Your instructions
Type out the material below exactly.

Data
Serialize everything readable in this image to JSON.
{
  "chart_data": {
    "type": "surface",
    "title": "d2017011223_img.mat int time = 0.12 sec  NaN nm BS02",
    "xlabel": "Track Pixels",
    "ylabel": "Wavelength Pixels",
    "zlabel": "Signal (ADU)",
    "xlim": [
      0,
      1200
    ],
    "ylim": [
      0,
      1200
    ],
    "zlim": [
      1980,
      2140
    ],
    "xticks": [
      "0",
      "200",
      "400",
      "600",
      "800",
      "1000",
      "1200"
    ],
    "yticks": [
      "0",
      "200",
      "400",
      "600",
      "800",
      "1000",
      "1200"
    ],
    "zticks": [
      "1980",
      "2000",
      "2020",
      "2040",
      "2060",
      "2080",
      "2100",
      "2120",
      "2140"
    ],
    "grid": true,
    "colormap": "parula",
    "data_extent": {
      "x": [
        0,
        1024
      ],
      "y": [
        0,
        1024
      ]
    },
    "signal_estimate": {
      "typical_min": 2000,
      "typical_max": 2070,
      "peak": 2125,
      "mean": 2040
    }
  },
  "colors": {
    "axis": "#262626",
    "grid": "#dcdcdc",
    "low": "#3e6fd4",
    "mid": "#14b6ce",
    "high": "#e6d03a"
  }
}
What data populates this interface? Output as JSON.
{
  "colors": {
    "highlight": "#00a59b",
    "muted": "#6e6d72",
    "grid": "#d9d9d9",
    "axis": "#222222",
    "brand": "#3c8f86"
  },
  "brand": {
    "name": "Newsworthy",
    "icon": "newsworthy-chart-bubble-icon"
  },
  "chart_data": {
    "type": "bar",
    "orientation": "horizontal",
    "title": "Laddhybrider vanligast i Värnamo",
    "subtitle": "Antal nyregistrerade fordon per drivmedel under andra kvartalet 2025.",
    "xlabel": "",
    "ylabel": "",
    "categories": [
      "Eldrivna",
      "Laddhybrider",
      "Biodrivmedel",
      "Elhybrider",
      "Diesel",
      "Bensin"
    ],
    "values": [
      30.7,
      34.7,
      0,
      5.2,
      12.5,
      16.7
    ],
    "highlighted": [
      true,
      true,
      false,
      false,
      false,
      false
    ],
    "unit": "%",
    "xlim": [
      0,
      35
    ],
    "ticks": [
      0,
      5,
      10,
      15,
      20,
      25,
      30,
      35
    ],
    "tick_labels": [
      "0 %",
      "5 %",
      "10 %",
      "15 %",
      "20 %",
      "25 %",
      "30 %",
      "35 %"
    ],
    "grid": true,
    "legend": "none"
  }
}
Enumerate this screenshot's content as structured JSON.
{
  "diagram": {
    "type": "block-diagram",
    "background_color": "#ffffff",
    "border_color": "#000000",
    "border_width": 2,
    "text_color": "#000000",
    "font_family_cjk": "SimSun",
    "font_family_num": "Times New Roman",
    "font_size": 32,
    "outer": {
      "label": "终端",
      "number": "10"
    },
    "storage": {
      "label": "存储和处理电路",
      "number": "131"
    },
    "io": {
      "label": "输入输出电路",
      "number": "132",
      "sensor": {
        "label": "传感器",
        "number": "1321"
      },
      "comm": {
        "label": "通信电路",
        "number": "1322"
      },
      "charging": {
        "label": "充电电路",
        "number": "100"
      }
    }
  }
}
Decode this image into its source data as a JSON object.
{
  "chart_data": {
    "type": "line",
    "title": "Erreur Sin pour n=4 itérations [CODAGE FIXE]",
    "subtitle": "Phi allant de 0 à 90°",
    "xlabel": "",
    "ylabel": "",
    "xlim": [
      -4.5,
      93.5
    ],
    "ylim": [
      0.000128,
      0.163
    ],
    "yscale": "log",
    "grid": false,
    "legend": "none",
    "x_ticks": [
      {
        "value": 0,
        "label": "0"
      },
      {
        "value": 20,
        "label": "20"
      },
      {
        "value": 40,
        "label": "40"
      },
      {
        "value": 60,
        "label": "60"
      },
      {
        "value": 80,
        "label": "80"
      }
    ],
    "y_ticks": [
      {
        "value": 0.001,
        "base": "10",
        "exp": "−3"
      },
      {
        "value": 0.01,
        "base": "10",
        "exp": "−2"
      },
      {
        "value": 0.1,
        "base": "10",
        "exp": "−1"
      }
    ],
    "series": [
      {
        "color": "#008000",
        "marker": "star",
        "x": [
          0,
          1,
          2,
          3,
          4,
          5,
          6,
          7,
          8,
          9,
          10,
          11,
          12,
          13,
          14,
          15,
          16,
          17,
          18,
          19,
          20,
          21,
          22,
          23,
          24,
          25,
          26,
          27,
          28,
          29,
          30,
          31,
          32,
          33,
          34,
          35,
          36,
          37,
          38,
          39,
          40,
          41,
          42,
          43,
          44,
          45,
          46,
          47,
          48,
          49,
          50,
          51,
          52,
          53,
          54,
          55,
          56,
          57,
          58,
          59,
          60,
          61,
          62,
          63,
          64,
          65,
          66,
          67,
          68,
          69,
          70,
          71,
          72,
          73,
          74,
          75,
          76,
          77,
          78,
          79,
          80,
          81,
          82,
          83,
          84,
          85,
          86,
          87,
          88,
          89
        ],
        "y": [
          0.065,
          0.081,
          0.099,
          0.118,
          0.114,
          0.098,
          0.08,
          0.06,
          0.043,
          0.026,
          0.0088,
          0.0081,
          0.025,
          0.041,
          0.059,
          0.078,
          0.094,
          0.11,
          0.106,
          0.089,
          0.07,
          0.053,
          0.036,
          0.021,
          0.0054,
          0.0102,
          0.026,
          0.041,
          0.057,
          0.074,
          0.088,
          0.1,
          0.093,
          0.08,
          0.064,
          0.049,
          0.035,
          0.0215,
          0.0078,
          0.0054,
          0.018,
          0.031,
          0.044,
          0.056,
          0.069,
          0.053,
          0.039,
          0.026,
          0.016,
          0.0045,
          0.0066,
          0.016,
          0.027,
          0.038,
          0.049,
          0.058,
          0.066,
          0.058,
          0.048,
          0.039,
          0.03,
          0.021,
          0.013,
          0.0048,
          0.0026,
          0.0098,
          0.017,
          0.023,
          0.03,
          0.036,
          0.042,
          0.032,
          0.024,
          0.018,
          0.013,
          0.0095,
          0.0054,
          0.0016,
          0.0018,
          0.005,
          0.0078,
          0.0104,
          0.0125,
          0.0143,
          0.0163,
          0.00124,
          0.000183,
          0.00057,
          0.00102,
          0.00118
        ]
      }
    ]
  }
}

Task response
Serialize everything readable in this image to JSON.
{
  "chart_data": {
    "type": "surface",
    "title": "d2017011223_img.mat int time = 0.12 sec  NaN nm BS02",
    "xlabel": "Track Pixels",
    "ylabel": "Wavelength Pixels",
    "zlabel": "Signal (ADU)",
    "xlim": [
      0,
      1200
    ],
    "ylim": [
      0,
      1200
    ],
    "zlim": [
      1980,
      2140
    ],
    "xticks": [
      "0",
      "200",
      "400",
      "600",
      "800",
      "1000",
      "1200"
    ],
    "yticks": [
      "0",
      "200",
      "400",
      "600",
      "800",
      "1000",
      "1200"
    ],
    "zticks": [
      "1980",
      "2000",
      "2020",
      "2040",
      "2060",
      "2080",
      "2100",
      "2120",
      "2140"
    ],
    "grid": true,
    "colormap": "parula",
    "data_extent": {
      "x": [
        0,
        1024
      ],
      "y": [
        0,
        1024
      ]
    },
    "signal_estimate": {
      "typical_min": 2000,
      "typical_max": 2070,
      "peak": 2125,
      "mean": 2040
    }
  },
  "colors": {
    "axis": "#262626",
    "grid": "#dcdcdc",
    "low": "#3e6fd4",
    "mid": "#14b6ce",
    "high": "#e6d03a"
  }
}
What data populates this interface? Output as JSON.
{
  "colors": {
    "highlight": "#00a59b",
    "muted": "#6e6d72",
    "grid": "#d9d9d9",
    "axis": "#222222",
    "brand": "#3c8f86"
  },
  "brand": {
    "name": "Newsworthy",
    "icon": "newsworthy-chart-bubble-icon"
  },
  "chart_data": {
    "type": "bar",
    "orientation": "horizontal",
    "title": "Laddhybrider vanligast i Värnamo",
    "subtitle": "Antal nyregistrerade fordon per drivmedel under andra kvartalet 2025.",
    "xlabel": "",
    "ylabel": "",
    "categories": [
      "Eldrivna",
      "Laddhybrider",
      "Biodrivmedel",
      "Elhybrider",
      "Diesel",
      "Bensin"
    ],
    "values": [
      30.7,
      34.7,
      0,
      5.2,
      12.5,
      16.7
    ],
    "highlighted": [
      true,
      true,
      false,
      false,
      false,
      false
    ],
    "unit": "%",
    "xlim": [
      0,
      35
    ],
    "ticks": [
      0,
      5,
      10,
      15,
      20,
      25,
      30,
      35
    ],
    "tick_labels": [
      "0 %",
      "5 %",
      "10 %",
      "15 %",
      "20 %",
      "25 %",
      "30 %",
      "35 %"
    ],
    "grid": true,
    "legend": "none"
  }
}
Enumerate this screenshot's content as structured JSON.
{
  "diagram": {
    "type": "block-diagram",
    "background_color": "#ffffff",
    "border_color": "#000000",
    "border_width": 2,
    "text_color": "#000000",
    "font_family_cjk": "SimSun",
    "font_family_num": "Times New Roman",
    "font_size": 32,
    "outer": {
      "label": "终端",
      "number": "10"
    },
    "storage": {
      "label": "存储和处理电路",
      "number": "131"
    },
    "io": {
      "label": "输入输出电路",
      "number": "132",
      "sensor": {
        "label": "传感器",
        "number": "1321"
      },
      "comm": {
        "label": "通信电路",
        "number": "1322"
      },
      "charging": {
        "label": "充电电路",
        "number": "100"
      }
    }
  }
}
Decode this image into its source data as a JSON object.
{
  "chart_data": {
    "type": "line",
    "title": "Erreur Sin pour n=4 itérations [CODAGE FIXE]",
    "subtitle": "Phi allant de 0 à 90°",
    "xlabel": "",
    "ylabel": "",
    "xlim": [
      -4.5,
      93.5
    ],
    "ylim": [
      0.000128,
      0.163
    ],
    "yscale": "log",
    "grid": false,
    "legend": "none",
    "x_ticks": [
      {
        "value": 0,
        "label": "0"
      },
      {
        "value": 20,
        "label": "20"
      },
      {
        "value": 40,
        "label": "40"
      },
      {
        "value": 60,
        "label": "60"
      },
      {
        "value": 80,
        "label": "80"
      }
    ],
    "y_ticks": [
      {
        "value": 0.001,
        "base": "10",
        "exp": "−3"
      },
      {
        "value": 0.01,
        "base": "10",
        "exp": "−2"
      },
      {
        "value": 0.1,
        "base": "10",
        "exp": "−1"
      }
    ],
    "series": [
      {
        "color": "#008000",
        "marker": "star",
        "x": [
          0,
          1,
          2,
          3,
          4,
          5,
          6,
          7,
          8,
          9,
          10,
          11,
          12,
          13,
          14,
          15,
          16,
          17,
          18,
          19,
          20,
          21,
          22,
          23,
          24,
          25,
          26,
          27,
          28,
          29,
          30,
          31,
          32,
          33,
          34,
          35,
          36,
          37,
          38,
          39,
          40,
          41,
          42,
          43,
          44,
          45,
          46,
          47,
          48,
          49,
          50,
          51,
          52,
          53,
          54,
          55,
          56,
          57,
          58,
          59,
          60,
          61,
          62,
          63,
          64,
          65,
          66,
          67,
          68,
          69,
          70,
          71,
          72,
          73,
          74,
          75,
          76,
          77,
          78,
          79,
          80,
          81,
          82,
          83,
          84,
          85,
          86,
          87,
          88,
          89
        ],
        "y": [
          0.065,
          0.081,
          0.099,
          0.118,
          0.114,
          0.098,
          0.08,
          0.06,
          0.043,
          0.026,
          0.0088,
          0.0081,
          0.025,
          0.041,
          0.059,
          0.078,
          0.094,
          0.11,
          0.106,
          0.089,
          0.07,
          0.053,
          0.036,
          0.021,
          0.0054,
          0.0102,
          0.026,
          0.041,
          0.057,
          0.074,
          0.088,
          0.1,
          0.093,
          0.08,
          0.064,
          0.049,
          0.035,
          0.0215,
          0.0078,
          0.0054,
          0.018,
          0.031,
          0.044,
          0.056,
          0.069,
          0.053,
          0.039,
          0.026,
          0.016,
          0.0045,
          0.0066,
          0.016,
          0.027,
          0.038,
          0.049,
          0.058,
          0.066,
          0.058,
          0.048,
          0.039,
          0.03,
          0.021,
          0.013,
          0.0048,
          0.0026,
          0.0098,
          0.017,
          0.023,
          0.03,
          0.036,
          0.042,
          0.032,
          0.024,
          0.018,
          0.013,
          0.0095,
          0.0054,
          0.0016,
          0.0018,
          0.005,
          0.0078,
          0.0104,
          0.0125,
          0.0143,
          0.0163,
          0.00124,
          0.000183,
          0.00057,
          0.00102,
          0.00118
        ]
      }
    ]
  }
}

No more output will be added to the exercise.